● **EXERCISE DESCRIPTION**: Switch every "attr-fill" in the listing below to "attribute-fill", then write out all its lines again with nothing else changed.

[Stored entries]
____________________

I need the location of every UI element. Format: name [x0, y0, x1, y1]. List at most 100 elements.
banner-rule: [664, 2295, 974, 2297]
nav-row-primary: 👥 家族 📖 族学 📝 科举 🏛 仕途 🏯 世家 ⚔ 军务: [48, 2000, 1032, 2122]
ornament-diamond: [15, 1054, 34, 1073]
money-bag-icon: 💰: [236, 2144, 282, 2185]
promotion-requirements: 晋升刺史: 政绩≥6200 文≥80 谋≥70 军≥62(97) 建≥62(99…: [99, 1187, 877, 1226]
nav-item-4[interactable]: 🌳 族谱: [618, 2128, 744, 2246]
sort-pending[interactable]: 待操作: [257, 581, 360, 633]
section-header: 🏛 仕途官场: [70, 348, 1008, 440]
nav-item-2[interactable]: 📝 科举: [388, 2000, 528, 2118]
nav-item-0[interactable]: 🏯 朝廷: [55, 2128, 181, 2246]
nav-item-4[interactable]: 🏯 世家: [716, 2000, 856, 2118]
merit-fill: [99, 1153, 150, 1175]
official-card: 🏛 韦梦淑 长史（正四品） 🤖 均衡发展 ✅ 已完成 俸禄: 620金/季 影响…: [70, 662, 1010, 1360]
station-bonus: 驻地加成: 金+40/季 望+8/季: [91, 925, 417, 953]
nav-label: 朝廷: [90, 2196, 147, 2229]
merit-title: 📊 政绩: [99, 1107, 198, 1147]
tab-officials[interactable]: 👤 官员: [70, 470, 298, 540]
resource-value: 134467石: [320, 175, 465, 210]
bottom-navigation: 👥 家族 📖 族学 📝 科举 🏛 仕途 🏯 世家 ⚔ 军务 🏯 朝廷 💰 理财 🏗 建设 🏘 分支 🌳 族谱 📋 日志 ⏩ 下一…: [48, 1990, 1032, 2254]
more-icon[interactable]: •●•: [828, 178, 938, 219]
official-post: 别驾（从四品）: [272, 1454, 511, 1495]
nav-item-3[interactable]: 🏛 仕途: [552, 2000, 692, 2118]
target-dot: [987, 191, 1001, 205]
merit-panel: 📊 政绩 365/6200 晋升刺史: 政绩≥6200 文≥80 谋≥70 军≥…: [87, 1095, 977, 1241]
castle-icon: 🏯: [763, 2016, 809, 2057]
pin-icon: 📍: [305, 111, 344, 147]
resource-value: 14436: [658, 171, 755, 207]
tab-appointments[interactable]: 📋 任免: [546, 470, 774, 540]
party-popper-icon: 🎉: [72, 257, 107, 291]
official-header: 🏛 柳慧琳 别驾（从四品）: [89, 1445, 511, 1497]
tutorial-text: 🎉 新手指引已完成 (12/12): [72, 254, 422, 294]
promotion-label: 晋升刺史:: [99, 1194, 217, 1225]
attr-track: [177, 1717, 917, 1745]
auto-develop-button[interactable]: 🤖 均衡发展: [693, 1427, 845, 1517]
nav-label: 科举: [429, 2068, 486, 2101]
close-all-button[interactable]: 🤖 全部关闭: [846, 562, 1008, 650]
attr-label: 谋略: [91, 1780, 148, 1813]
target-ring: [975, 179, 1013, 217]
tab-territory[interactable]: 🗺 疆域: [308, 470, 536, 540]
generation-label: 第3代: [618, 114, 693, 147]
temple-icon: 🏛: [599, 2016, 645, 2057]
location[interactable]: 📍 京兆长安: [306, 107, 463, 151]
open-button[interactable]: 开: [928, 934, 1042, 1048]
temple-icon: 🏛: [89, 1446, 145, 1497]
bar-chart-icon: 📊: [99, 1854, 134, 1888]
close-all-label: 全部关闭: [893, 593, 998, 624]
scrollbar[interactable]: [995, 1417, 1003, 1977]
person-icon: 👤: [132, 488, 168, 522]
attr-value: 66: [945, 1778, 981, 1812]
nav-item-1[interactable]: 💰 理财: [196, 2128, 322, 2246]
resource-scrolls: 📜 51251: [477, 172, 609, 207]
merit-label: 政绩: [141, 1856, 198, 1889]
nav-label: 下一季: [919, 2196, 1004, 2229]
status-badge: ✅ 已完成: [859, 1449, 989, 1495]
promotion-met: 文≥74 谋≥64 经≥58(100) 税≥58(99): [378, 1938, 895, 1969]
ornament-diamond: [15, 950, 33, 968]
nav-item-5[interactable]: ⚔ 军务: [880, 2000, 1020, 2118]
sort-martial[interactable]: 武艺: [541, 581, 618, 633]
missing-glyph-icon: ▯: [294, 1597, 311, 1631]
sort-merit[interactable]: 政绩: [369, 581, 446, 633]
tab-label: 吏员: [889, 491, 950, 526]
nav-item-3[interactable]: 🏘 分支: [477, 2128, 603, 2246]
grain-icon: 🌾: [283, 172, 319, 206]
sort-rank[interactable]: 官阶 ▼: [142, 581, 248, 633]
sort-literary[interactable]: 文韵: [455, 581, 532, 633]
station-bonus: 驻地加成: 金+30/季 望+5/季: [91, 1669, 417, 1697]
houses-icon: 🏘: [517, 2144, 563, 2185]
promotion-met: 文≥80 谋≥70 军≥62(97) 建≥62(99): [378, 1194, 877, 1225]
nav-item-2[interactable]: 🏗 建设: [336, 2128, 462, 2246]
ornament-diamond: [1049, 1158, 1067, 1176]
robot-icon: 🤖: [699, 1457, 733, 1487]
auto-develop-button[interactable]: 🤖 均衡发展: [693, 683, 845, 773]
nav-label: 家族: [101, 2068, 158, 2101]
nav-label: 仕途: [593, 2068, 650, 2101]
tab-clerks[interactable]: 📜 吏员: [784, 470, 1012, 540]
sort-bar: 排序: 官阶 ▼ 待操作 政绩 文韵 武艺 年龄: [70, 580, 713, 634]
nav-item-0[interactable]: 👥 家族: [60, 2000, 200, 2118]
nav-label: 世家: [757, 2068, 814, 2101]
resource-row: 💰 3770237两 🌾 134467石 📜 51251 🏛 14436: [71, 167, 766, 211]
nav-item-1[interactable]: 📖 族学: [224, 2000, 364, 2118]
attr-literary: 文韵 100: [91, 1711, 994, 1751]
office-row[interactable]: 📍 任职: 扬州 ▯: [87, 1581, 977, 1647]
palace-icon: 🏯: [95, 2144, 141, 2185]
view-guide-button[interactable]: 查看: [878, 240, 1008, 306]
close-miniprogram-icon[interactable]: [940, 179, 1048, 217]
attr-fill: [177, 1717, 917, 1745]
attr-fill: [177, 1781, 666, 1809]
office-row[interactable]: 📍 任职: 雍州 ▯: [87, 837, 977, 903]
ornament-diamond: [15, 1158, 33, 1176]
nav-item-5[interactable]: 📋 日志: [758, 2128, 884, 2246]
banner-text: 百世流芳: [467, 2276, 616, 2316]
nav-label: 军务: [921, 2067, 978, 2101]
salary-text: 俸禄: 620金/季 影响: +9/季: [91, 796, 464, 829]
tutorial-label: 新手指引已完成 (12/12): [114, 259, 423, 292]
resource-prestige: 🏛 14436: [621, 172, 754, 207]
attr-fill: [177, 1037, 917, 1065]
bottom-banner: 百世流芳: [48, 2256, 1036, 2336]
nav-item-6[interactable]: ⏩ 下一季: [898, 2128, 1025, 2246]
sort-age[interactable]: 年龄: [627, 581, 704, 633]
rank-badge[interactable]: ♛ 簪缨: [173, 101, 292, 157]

____________________

● **RESPONSE TO THE EXERCISE**:
I need the location of every UI element. Format: name [x0, y0, x1, y1]. List at most 100 elements.
banner-rule: [664, 2295, 974, 2297]
nav-row-primary: 👥 家族 📖 族学 📝 科举 🏛 仕途 🏯 世家 ⚔ 军务: [48, 2000, 1032, 2122]
ornament-diamond: [15, 1054, 34, 1073]
money-bag-icon: 💰: [236, 2144, 282, 2185]
promotion-requirements: 晋升刺史: 政绩≥6200 文≥80 谋≥70 军≥62(97) 建≥62(99…: [99, 1187, 877, 1226]
nav-item-4[interactable]: 🌳 族谱: [618, 2128, 744, 2246]
sort-pending[interactable]: 待操作: [257, 581, 360, 633]
section-header: 🏛 仕途官场: [70, 348, 1008, 440]
nav-item-2[interactable]: 📝 科举: [388, 2000, 528, 2118]
nav-item-0[interactable]: 🏯 朝廷: [55, 2128, 181, 2246]
nav-item-4[interactable]: 🏯 世家: [716, 2000, 856, 2118]
merit-fill: [99, 1153, 150, 1175]
official-card: 🏛 韦梦淑 长史（正四品） 🤖 均衡发展 ✅ 已完成 俸禄: 620金/季 影响…: [70, 662, 1010, 1360]
station-bonus: 驻地加成: 金+40/季 望+8/季: [91, 925, 417, 953]
nav-label: 朝廷: [90, 2196, 147, 2229]
merit-title: 📊 政绩: [99, 1107, 198, 1147]
tab-officials[interactable]: 👤 官员: [70, 470, 298, 540]
resource-value: 134467石: [320, 175, 465, 210]
bottom-navigation: 👥 家族 📖 族学 📝 科举 🏛 仕途 🏯 世家 ⚔ 军务 🏯 朝廷 💰 理财 🏗 建设 🏘 分支 🌳 族谱 📋 日志 ⏩ 下一…: [48, 1990, 1032, 2254]
more-icon[interactable]: •●•: [828, 178, 938, 219]
official-post: 别驾（从四品）: [272, 1454, 511, 1495]
nav-item-3[interactable]: 🏛 仕途: [552, 2000, 692, 2118]
target-dot: [987, 191, 1001, 205]
merit-panel: 📊 政绩 365/6200 晋升刺史: 政绩≥6200 文≥80 谋≥70 军≥…: [87, 1095, 977, 1241]
castle-icon: 🏯: [763, 2016, 809, 2057]
pin-icon: 📍: [305, 111, 344, 147]
resource-value: 14436: [658, 171, 755, 207]
tab-appointments[interactable]: 📋 任免: [546, 470, 774, 540]
party-popper-icon: 🎉: [72, 257, 107, 291]
official-header: 🏛 柳慧琳 别驾（从四品）: [89, 1445, 511, 1497]
tutorial-text: 🎉 新手指引已完成 (12/12): [72, 254, 422, 294]
promotion-label: 晋升刺史:: [99, 1194, 217, 1225]
attr-track: [177, 1717, 917, 1745]
auto-develop-button[interactable]: 🤖 均衡发展: [693, 1427, 845, 1517]
nav-label: 科举: [429, 2068, 486, 2101]
close-all-button[interactable]: 🤖 全部关闭: [846, 562, 1008, 650]
attr-label: 谋略: [91, 1780, 148, 1813]
target-ring: [975, 179, 1013, 217]
tab-territory[interactable]: 🗺 疆域: [308, 470, 536, 540]
generation-label: 第3代: [618, 114, 693, 147]
temple-icon: 🏛: [599, 2016, 645, 2057]
location[interactable]: 📍 京兆长安: [306, 107, 463, 151]
open-button[interactable]: 开: [928, 934, 1042, 1048]
temple-icon: 🏛: [89, 1446, 145, 1497]
bar-chart-icon: 📊: [99, 1854, 134, 1888]
close-all-label: 全部关闭: [893, 593, 998, 624]
scrollbar[interactable]: [995, 1417, 1003, 1977]
person-icon: 👤: [132, 488, 168, 522]
attr-value: 66: [945, 1778, 981, 1812]
nav-item-1[interactable]: 💰 理财: [196, 2128, 322, 2246]
resource-scrolls: 📜 51251: [477, 172, 609, 207]
merit-label: 政绩: [141, 1856, 198, 1889]
nav-label: 下一季: [919, 2196, 1004, 2229]
status-badge: ✅ 已完成: [859, 1449, 989, 1495]
promotion-met: 文≥74 谋≥64 经≥58(100) 税≥58(99): [378, 1938, 895, 1969]
ornament-diamond: [15, 950, 33, 968]
nav-item-5[interactable]: ⚔ 军务: [880, 2000, 1020, 2118]
sort-martial[interactable]: 武艺: [541, 581, 618, 633]
missing-glyph-icon: ▯: [294, 1597, 311, 1631]
sort-merit[interactable]: 政绩: [369, 581, 446, 633]
tab-label: 吏员: [889, 491, 950, 526]
nav-item-3[interactable]: 🏘 分支: [477, 2128, 603, 2246]
grain-icon: 🌾: [283, 172, 319, 206]
sort-rank[interactable]: 官阶 ▼: [142, 581, 248, 633]
sort-literary[interactable]: 文韵: [455, 581, 532, 633]
station-bonus: 驻地加成: 金+30/季 望+5/季: [91, 1669, 417, 1697]
houses-icon: 🏘: [517, 2144, 563, 2185]
promotion-met: 文≥80 谋≥70 军≥62(97) 建≥62(99): [378, 1194, 877, 1225]
nav-item-2[interactable]: 🏗 建设: [336, 2128, 462, 2246]
ornament-diamond: [1049, 1158, 1067, 1176]
robot-icon: 🤖: [699, 1457, 733, 1487]
auto-develop-button[interactable]: 🤖 均衡发展: [693, 683, 845, 773]
nav-label: 家族: [101, 2068, 158, 2101]
nav-label: 仕途: [593, 2068, 650, 2101]
tab-clerks[interactable]: 📜 吏员: [784, 470, 1012, 540]
sort-bar: 排序: 官阶 ▼ 待操作 政绩 文韵 武艺 年龄: [70, 580, 713, 634]
nav-item-0[interactable]: 👥 家族: [60, 2000, 200, 2118]
nav-label: 世家: [757, 2068, 814, 2101]
resource-row: 💰 3770237两 🌾 134467石 📜 51251 🏛 14436: [71, 167, 766, 211]
nav-item-1[interactable]: 📖 族学: [224, 2000, 364, 2118]
attr-literary: 文韵 100: [91, 1711, 994, 1751]
office-row[interactable]: 📍 任职: 扬州 ▯: [87, 1581, 977, 1647]
palace-icon: 🏯: [95, 2144, 141, 2185]
view-guide-button[interactable]: 查看: [878, 240, 1008, 306]
close-miniprogram-icon[interactable]: [940, 179, 1048, 217]
attribute-fill: [177, 1717, 917, 1745]
attribute-fill: [177, 1781, 666, 1809]
office-row[interactable]: 📍 任职: 雍州 ▯: [87, 837, 977, 903]
ornament-diamond: [15, 1158, 33, 1176]
nav-item-5[interactable]: 📋 日志: [758, 2128, 884, 2246]
banner-text: 百世流芳: [467, 2276, 616, 2316]
nav-label: 军务: [921, 2067, 978, 2101]
salary-text: 俸禄: 620金/季 影响: +9/季: [91, 796, 464, 829]
tutorial-label: 新手指引已完成 (12/12): [114, 259, 423, 292]
resource-prestige: 🏛 14436: [621, 172, 754, 207]
attribute-fill: [177, 1037, 917, 1065]
bottom-banner: 百世流芳: [48, 2256, 1036, 2336]
nav-item-6[interactable]: ⏩ 下一季: [898, 2128, 1025, 2246]
sort-age[interactable]: 年龄: [627, 581, 704, 633]
rank-badge[interactable]: ♛ 簪缨: [173, 101, 292, 157]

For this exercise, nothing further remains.